### TASK TO CARRY OUT
Filter the entries that follow, copying every line in which the word "this" appears.

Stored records
• • •
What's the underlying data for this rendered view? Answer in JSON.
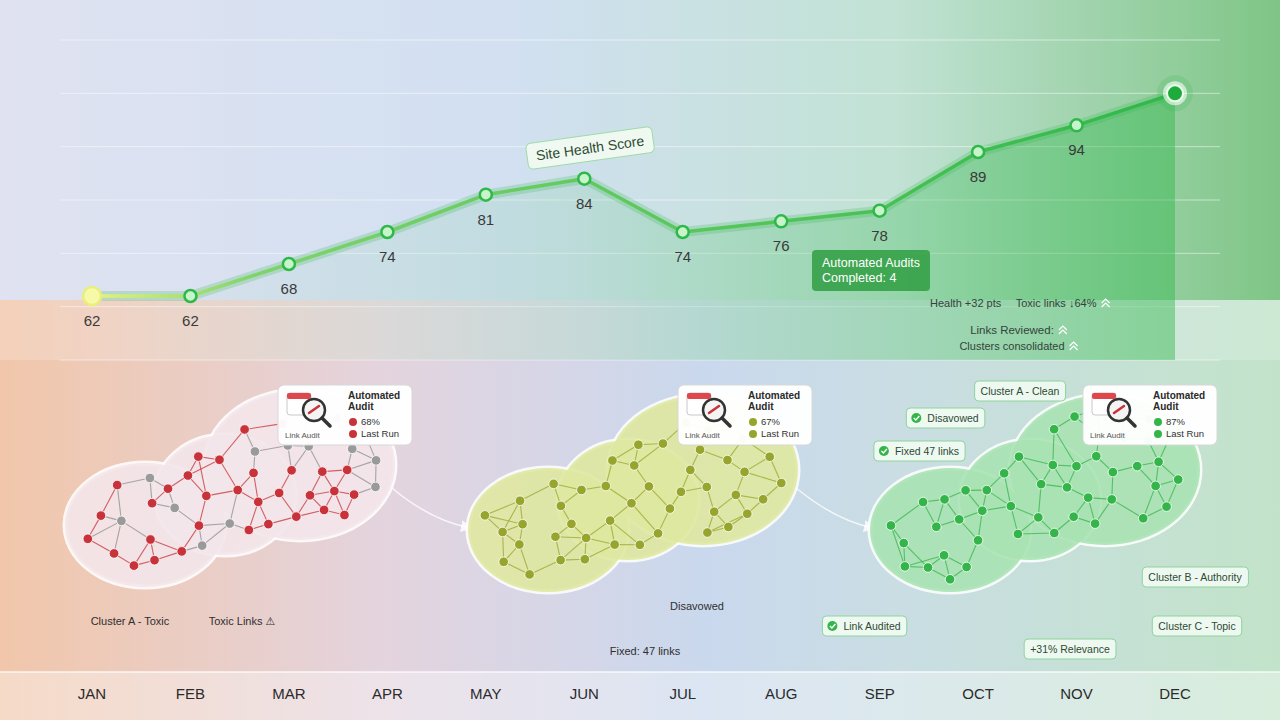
{
  "chart_data": {
    "type": "line",
    "title": "Site Health Score",
    "categories": [
      "JAN",
      "FEB",
      "MAR",
      "APR",
      "MAY",
      "JUN",
      "JUL",
      "AUG",
      "SEP",
      "OCT",
      "NOV",
      "DEC"
    ],
    "values": [
      62,
      62,
      68,
      74,
      81,
      84,
      74,
      76,
      78,
      89,
      94,
      100
    ],
    "value_labels": [
      "62",
      "62",
      "68",
      "74",
      "81",
      "84",
      "74",
      "76",
      "78",
      "89",
      "94",
      null
    ],
    "color": "#2fb84a",
    "marker": "circle",
    "ylim": [
      50,
      110
    ],
    "yticks": [
      50,
      60,
      70,
      80,
      90,
      100,
      110
    ],
    "grid": true,
    "tick_labels": "x",
    "data_labels": true,
    "annotations": [
      "Automated Audits Completed: 4",
      "Health +32 pts",
      "Toxic links ↓64%",
      "Links Reviewed:",
      "Clusters consolidated"
    ]
  },
  "clusters": [
    {
      "color": "#c8323a",
      "card": {
        "title": "Automated Audit",
        "caption": "Link Audit",
        "score": "68%",
        "status": "Last Run"
      },
      "labels": [
        "Cluster A - Toxic",
        "Toxic Links ⚠"
      ]
    },
    {
      "color": "#98a52c",
      "card": {
        "title": "Automated Audit",
        "caption": "Link Audit",
        "score": "67%",
        "status": "Last Run"
      },
      "labels": [
        "Disavowed",
        "Fixed: 47 links"
      ]
    },
    {
      "color": "#34b54a",
      "card": {
        "title": "Automated Audit",
        "caption": "Link Audit",
        "score": "87%",
        "status": "Last Run"
      },
      "labels": [
        "Cluster A - Clean",
        "Disavowed",
        "Fixed 47 links",
        "Link Audited",
        "+31% Relevance",
        "Cluster B - Authority",
        "Cluster C - Topic"
      ]
    }
  ]
}
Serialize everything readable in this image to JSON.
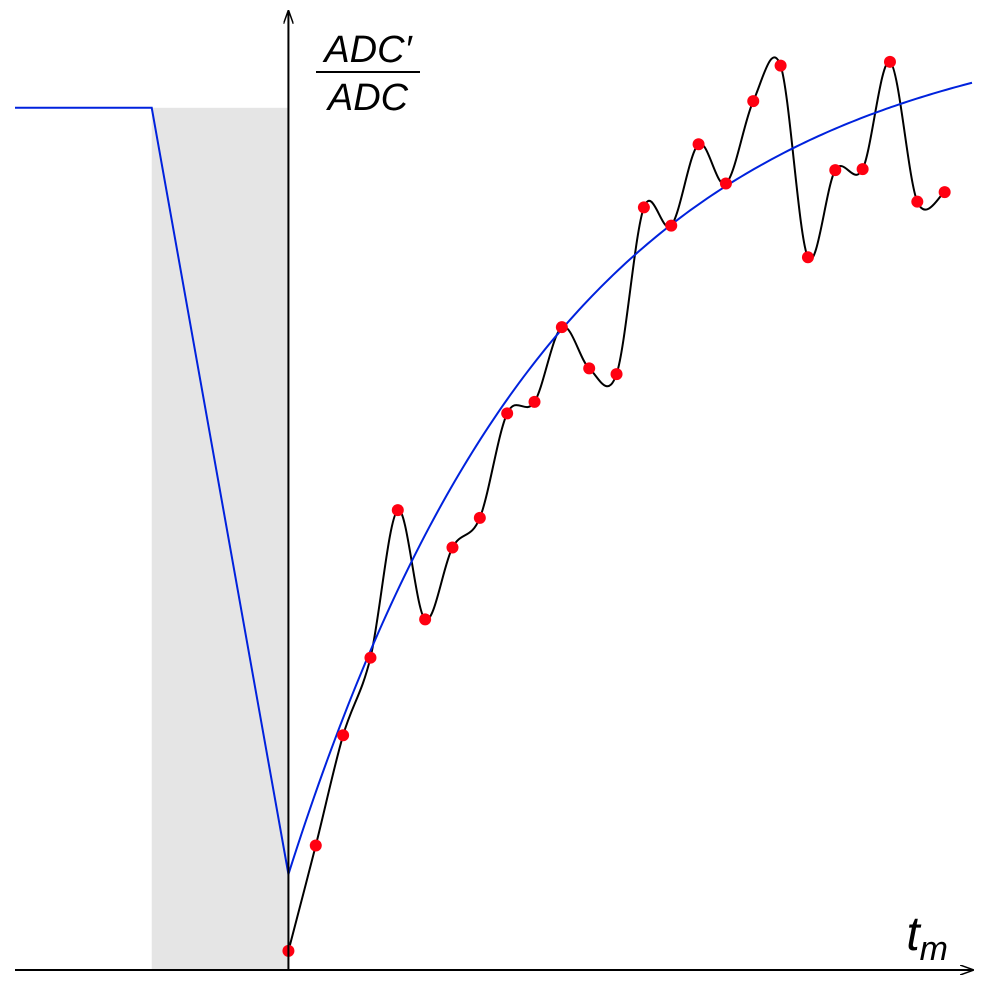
{
  "chart_data": {
    "type": "line",
    "title": "",
    "xlabel": "t",
    "xlabel_subscript": "m",
    "ylabel_numerator": "ADC′",
    "ylabel_denominator": "ADC",
    "grid": false,
    "xlim": [
      -10,
      25
    ],
    "ylim": [
      0,
      1.0
    ],
    "baseline_level": 0.9,
    "shaded_interval": [
      -5,
      0
    ],
    "colors": {
      "measured_line": "#000000",
      "measured_points": "#ff0011",
      "model_curve": "#0022dd",
      "shaded_region": "#e5e5e5",
      "axes": "#000000"
    },
    "series": [
      {
        "role": "model",
        "segments": [
          {
            "kind": "constant",
            "x": [
              -10,
              -5
            ],
            "y": 0.9
          },
          {
            "kind": "linear",
            "x": [
              -5,
              0
            ],
            "y": [
              0.9,
              0.1
            ]
          },
          {
            "kind": "exponential_recovery",
            "x_start": 0,
            "x_end": 25,
            "y_start": 0.1,
            "y_asymptote": 1.0,
            "time_constant": 10.0
          }
        ]
      },
      {
        "role": "measured",
        "x": [
          0,
          1,
          2,
          3,
          4,
          5,
          6,
          7,
          8,
          9,
          10,
          11,
          12,
          13,
          14,
          15,
          16,
          17,
          18,
          19,
          20,
          21,
          22,
          23,
          24
        ],
        "y": [
          0.02,
          0.13,
          0.245,
          0.326,
          0.48,
          0.366,
          0.441,
          0.472,
          0.581,
          0.593,
          0.671,
          0.628,
          0.622,
          0.796,
          0.777,
          0.862,
          0.821,
          0.907,
          0.944,
          0.744,
          0.835,
          0.836,
          0.948,
          0.802,
          0.812
        ]
      }
    ]
  }
}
• • •
### RESPONSE TO THE TASK
What's the underlying data for this rendered view? Answer in JSON.
Serialize everything readable in this image to JSON.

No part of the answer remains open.